> _ACTIVITY_:
All of the data below is to be copied again without changes.

[[ RECORD EXTRACTS open ]]

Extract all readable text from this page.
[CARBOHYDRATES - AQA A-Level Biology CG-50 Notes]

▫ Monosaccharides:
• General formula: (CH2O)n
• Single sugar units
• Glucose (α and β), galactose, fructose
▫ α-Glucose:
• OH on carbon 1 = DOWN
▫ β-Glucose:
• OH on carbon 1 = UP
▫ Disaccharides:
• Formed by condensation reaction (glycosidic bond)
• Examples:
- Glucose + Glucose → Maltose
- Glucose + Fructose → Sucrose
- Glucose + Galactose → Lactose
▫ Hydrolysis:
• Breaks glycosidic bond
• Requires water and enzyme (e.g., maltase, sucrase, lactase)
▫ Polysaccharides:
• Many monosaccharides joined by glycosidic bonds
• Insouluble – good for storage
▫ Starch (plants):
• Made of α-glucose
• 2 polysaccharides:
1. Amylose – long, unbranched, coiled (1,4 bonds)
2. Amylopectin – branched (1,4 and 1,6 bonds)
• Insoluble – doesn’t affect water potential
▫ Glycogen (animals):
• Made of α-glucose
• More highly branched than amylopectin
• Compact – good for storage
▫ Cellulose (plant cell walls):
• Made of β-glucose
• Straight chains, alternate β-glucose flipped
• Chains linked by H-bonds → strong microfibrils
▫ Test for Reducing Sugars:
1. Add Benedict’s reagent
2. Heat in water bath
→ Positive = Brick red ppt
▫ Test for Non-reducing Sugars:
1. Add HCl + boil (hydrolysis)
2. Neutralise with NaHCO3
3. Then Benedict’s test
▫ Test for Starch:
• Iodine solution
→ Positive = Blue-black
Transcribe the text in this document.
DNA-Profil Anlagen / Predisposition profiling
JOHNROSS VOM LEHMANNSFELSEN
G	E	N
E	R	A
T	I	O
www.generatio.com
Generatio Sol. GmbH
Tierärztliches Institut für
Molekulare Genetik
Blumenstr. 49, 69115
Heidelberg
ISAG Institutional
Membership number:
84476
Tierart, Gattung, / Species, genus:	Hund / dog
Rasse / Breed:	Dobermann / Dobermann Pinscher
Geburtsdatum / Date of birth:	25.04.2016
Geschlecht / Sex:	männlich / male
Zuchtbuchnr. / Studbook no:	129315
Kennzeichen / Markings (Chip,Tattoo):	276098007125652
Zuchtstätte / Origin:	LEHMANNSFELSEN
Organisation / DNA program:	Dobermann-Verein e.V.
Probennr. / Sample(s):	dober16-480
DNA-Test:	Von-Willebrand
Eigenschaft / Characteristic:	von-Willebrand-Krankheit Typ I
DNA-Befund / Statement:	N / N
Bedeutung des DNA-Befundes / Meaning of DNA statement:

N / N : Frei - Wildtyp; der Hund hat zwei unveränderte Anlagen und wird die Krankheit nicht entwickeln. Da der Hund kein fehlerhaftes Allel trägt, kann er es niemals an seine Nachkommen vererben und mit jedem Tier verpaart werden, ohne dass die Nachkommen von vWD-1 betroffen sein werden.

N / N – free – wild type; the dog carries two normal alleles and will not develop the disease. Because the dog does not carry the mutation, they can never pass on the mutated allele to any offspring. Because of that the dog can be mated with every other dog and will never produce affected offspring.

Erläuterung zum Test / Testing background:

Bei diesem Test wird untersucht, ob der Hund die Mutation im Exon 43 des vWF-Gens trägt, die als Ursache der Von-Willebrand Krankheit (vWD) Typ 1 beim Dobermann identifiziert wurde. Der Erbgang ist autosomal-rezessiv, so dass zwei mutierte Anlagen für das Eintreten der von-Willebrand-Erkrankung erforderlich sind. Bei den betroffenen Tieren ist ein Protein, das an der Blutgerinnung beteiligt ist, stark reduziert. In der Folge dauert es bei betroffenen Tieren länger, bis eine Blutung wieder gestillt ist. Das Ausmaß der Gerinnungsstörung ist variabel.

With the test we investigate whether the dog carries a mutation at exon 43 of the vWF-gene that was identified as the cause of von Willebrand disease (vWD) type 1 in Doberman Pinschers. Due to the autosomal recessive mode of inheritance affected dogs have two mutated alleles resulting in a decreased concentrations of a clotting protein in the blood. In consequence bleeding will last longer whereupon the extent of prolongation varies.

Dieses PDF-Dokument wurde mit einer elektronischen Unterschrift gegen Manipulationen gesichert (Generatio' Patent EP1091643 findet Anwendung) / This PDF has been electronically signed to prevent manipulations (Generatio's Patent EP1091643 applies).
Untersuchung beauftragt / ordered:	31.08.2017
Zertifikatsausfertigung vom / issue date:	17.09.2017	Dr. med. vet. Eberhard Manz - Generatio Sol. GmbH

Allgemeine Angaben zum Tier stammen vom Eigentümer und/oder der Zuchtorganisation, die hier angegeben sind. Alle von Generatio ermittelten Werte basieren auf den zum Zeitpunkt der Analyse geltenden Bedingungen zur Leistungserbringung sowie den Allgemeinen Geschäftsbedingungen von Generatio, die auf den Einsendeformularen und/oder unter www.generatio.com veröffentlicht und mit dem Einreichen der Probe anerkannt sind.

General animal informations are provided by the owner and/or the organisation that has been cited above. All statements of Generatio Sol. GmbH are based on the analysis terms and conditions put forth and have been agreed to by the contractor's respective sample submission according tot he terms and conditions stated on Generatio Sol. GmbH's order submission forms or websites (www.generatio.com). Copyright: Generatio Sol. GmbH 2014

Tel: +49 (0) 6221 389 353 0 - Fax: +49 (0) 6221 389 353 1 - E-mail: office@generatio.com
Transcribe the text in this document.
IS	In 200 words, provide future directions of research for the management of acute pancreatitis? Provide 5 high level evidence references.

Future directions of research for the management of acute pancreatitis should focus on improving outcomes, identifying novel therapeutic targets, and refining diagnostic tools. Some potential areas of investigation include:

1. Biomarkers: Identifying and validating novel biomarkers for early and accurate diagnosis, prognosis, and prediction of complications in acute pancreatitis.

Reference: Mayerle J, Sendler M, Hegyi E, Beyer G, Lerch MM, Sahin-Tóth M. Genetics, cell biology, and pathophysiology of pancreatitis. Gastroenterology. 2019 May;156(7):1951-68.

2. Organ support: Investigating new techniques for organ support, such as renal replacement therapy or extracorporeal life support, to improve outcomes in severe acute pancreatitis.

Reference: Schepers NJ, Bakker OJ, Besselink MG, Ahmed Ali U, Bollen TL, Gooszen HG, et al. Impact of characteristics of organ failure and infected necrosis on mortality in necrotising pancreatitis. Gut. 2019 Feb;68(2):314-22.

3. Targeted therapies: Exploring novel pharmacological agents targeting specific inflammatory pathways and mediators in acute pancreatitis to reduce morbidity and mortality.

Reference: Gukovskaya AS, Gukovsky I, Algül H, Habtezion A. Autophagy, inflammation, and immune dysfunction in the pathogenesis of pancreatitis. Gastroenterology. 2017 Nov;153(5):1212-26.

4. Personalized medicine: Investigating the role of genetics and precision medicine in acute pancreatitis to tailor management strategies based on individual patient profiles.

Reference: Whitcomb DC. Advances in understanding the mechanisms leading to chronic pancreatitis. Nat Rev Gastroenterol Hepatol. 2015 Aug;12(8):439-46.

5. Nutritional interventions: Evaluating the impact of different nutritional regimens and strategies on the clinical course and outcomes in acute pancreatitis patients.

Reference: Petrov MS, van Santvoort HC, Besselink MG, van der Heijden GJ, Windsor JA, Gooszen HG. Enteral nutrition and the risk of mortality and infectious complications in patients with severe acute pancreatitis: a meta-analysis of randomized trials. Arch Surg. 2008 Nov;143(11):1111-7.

[[ RECORD EXTRACTS closed ]]

> _SOLUTION_:
Extract all readable text from this page.
[CARBOHYDRATES - AQA A-Level Biology CG-50 Notes]

▫ Monosaccharides:
• General formula: (CH2O)n
• Single sugar units
• Glucose (α and β), galactose, fructose
▫ α-Glucose:
• OH on carbon 1 = DOWN
▫ β-Glucose:
• OH on carbon 1 = UP
▫ Disaccharides:
• Formed by condensation reaction (glycosidic bond)
• Examples:
- Glucose + Glucose → Maltose
- Glucose + Fructose → Sucrose
- Glucose + Galactose → Lactose
▫ Hydrolysis:
• Breaks glycosidic bond
• Requires water and enzyme (e.g., maltase, sucrase, lactase)
▫ Polysaccharides:
• Many monosaccharides joined by glycosidic bonds
• Insouluble – good for storage
▫ Starch (plants):
• Made of α-glucose
• 2 polysaccharides:
1. Amylose – long, unbranched, coiled (1,4 bonds)
2. Amylopectin – branched (1,4 and 1,6 bonds)
• Insoluble – doesn’t affect water potential
▫ Glycogen (animals):
• Made of α-glucose
• More highly branched than amylopectin
• Compact – good for storage
▫ Cellulose (plant cell walls):
• Made of β-glucose
• Straight chains, alternate β-glucose flipped
• Chains linked by H-bonds → strong microfibrils
▫ Test for Reducing Sugars:
1. Add Benedict’s reagent
2. Heat in water bath
→ Positive = Brick red ppt
▫ Test for Non-reducing Sugars:
1. Add HCl + boil (hydrolysis)
2. Neutralise with NaHCO3
3. Then Benedict’s test
▫ Test for Starch:
• Iodine solution
→ Positive = Blue-black
Transcribe the text in this document.
DNA-Profil Anlagen / Predisposition profiling
JOHNROSS VOM LEHMANNSFELSEN
G	E	N
E	R	A
T	I	O
www.generatio.com
Generatio Sol. GmbH
Tierärztliches Institut für
Molekulare Genetik
Blumenstr. 49, 69115
Heidelberg
ISAG Institutional
Membership number:
84476
Tierart, Gattung, / Species, genus:	Hund / dog
Rasse / Breed:	Dobermann / Dobermann Pinscher
Geburtsdatum / Date of birth:	25.04.2016
Geschlecht / Sex:	männlich / male
Zuchtbuchnr. / Studbook no:	129315
Kennzeichen / Markings (Chip,Tattoo):	276098007125652
Zuchtstätte / Origin:	LEHMANNSFELSEN
Organisation / DNA program:	Dobermann-Verein e.V.
Probennr. / Sample(s):	dober16-480
DNA-Test:	Von-Willebrand
Eigenschaft / Characteristic:	von-Willebrand-Krankheit Typ I
DNA-Befund / Statement:	N / N
Bedeutung des DNA-Befundes / Meaning of DNA statement:

N / N : Frei - Wildtyp; der Hund hat zwei unveränderte Anlagen und wird die Krankheit nicht entwickeln. Da der Hund kein fehlerhaftes Allel trägt, kann er es niemals an seine Nachkommen vererben und mit jedem Tier verpaart werden, ohne dass die Nachkommen von vWD-1 betroffen sein werden.

N / N – free – wild type; the dog carries two normal alleles and will not develop the disease. Because the dog does not carry the mutation, they can never pass on the mutated allele to any offspring. Because of that the dog can be mated with every other dog and will never produce affected offspring.

Erläuterung zum Test / Testing background:

Bei diesem Test wird untersucht, ob der Hund die Mutation im Exon 43 des vWF-Gens trägt, die als Ursache der Von-Willebrand Krankheit (vWD) Typ 1 beim Dobermann identifiziert wurde. Der Erbgang ist autosomal-rezessiv, so dass zwei mutierte Anlagen für das Eintreten der von-Willebrand-Erkrankung erforderlich sind. Bei den betroffenen Tieren ist ein Protein, das an der Blutgerinnung beteiligt ist, stark reduziert. In der Folge dauert es bei betroffenen Tieren länger, bis eine Blutung wieder gestillt ist. Das Ausmaß der Gerinnungsstörung ist variabel.

With the test we investigate whether the dog carries a mutation at exon 43 of the vWF-gene that was identified as the cause of von Willebrand disease (vWD) type 1 in Doberman Pinschers. Due to the autosomal recessive mode of inheritance affected dogs have two mutated alleles resulting in a decreased concentrations of a clotting protein in the blood. In consequence bleeding will last longer whereupon the extent of prolongation varies.

Dieses PDF-Dokument wurde mit einer elektronischen Unterschrift gegen Manipulationen gesichert (Generatio' Patent EP1091643 findet Anwendung) / This PDF has been electronically signed to prevent manipulations (Generatio's Patent EP1091643 applies).
Untersuchung beauftragt / ordered:	31.08.2017
Zertifikatsausfertigung vom / issue date:	17.09.2017	Dr. med. vet. Eberhard Manz - Generatio Sol. GmbH

Allgemeine Angaben zum Tier stammen vom Eigentümer und/oder der Zuchtorganisation, die hier angegeben sind. Alle von Generatio ermittelten Werte basieren auf den zum Zeitpunkt der Analyse geltenden Bedingungen zur Leistungserbringung sowie den Allgemeinen Geschäftsbedingungen von Generatio, die auf den Einsendeformularen und/oder unter www.generatio.com veröffentlicht und mit dem Einreichen der Probe anerkannt sind.

General animal informations are provided by the owner and/or the organisation that has been cited above. All statements of Generatio Sol. GmbH are based on the analysis terms and conditions put forth and have been agreed to by the contractor's respective sample submission according tot he terms and conditions stated on Generatio Sol. GmbH's order submission forms or websites (www.generatio.com). Copyright: Generatio Sol. GmbH 2014

Tel: +49 (0) 6221 389 353 0 - Fax: +49 (0) 6221 389 353 1 - E-mail: office@generatio.com
Transcribe the text in this document.
IS	In 200 words, provide future directions of research for the management of acute pancreatitis? Provide 5 high level evidence references.

Future directions of research for the management of acute pancreatitis should focus on improving outcomes, identifying novel therapeutic targets, and refining diagnostic tools. Some potential areas of investigation include:

1. Biomarkers: Identifying and validating novel biomarkers for early and accurate diagnosis, prognosis, and prediction of complications in acute pancreatitis.

Reference: Mayerle J, Sendler M, Hegyi E, Beyer G, Lerch MM, Sahin-Tóth M. Genetics, cell biology, and pathophysiology of pancreatitis. Gastroenterology. 2019 May;156(7):1951-68.

2. Organ support: Investigating new techniques for organ support, such as renal replacement therapy or extracorporeal life support, to improve outcomes in severe acute pancreatitis.

Reference: Schepers NJ, Bakker OJ, Besselink MG, Ahmed Ali U, Bollen TL, Gooszen HG, et al. Impact of characteristics of organ failure and infected necrosis on mortality in necrotising pancreatitis. Gut. 2019 Feb;68(2):314-22.

3. Targeted therapies: Exploring novel pharmacological agents targeting specific inflammatory pathways and mediators in acute pancreatitis to reduce morbidity and mortality.

Reference: Gukovskaya AS, Gukovsky I, Algül H, Habtezion A. Autophagy, inflammation, and immune dysfunction in the pathogenesis of pancreatitis. Gastroenterology. 2017 Nov;153(5):1212-26.

4. Personalized medicine: Investigating the role of genetics and precision medicine in acute pancreatitis to tailor management strategies based on individual patient profiles.

Reference: Whitcomb DC. Advances in understanding the mechanisms leading to chronic pancreatitis. Nat Rev Gastroenterol Hepatol. 2015 Aug;12(8):439-46.

5. Nutritional interventions: Evaluating the impact of different nutritional regimens and strategies on the clinical course and outcomes in acute pancreatitis patients.

Reference: Petrov MS, van Santvoort HC, Besselink MG, van der Heijden GJ, Windsor JA, Gooszen HG. Enteral nutrition and the risk of mortality and infectious complications in patients with severe acute pancreatitis: a meta-analysis of randomized trials. Arch Surg. 2008 Nov;143(11):1111-7.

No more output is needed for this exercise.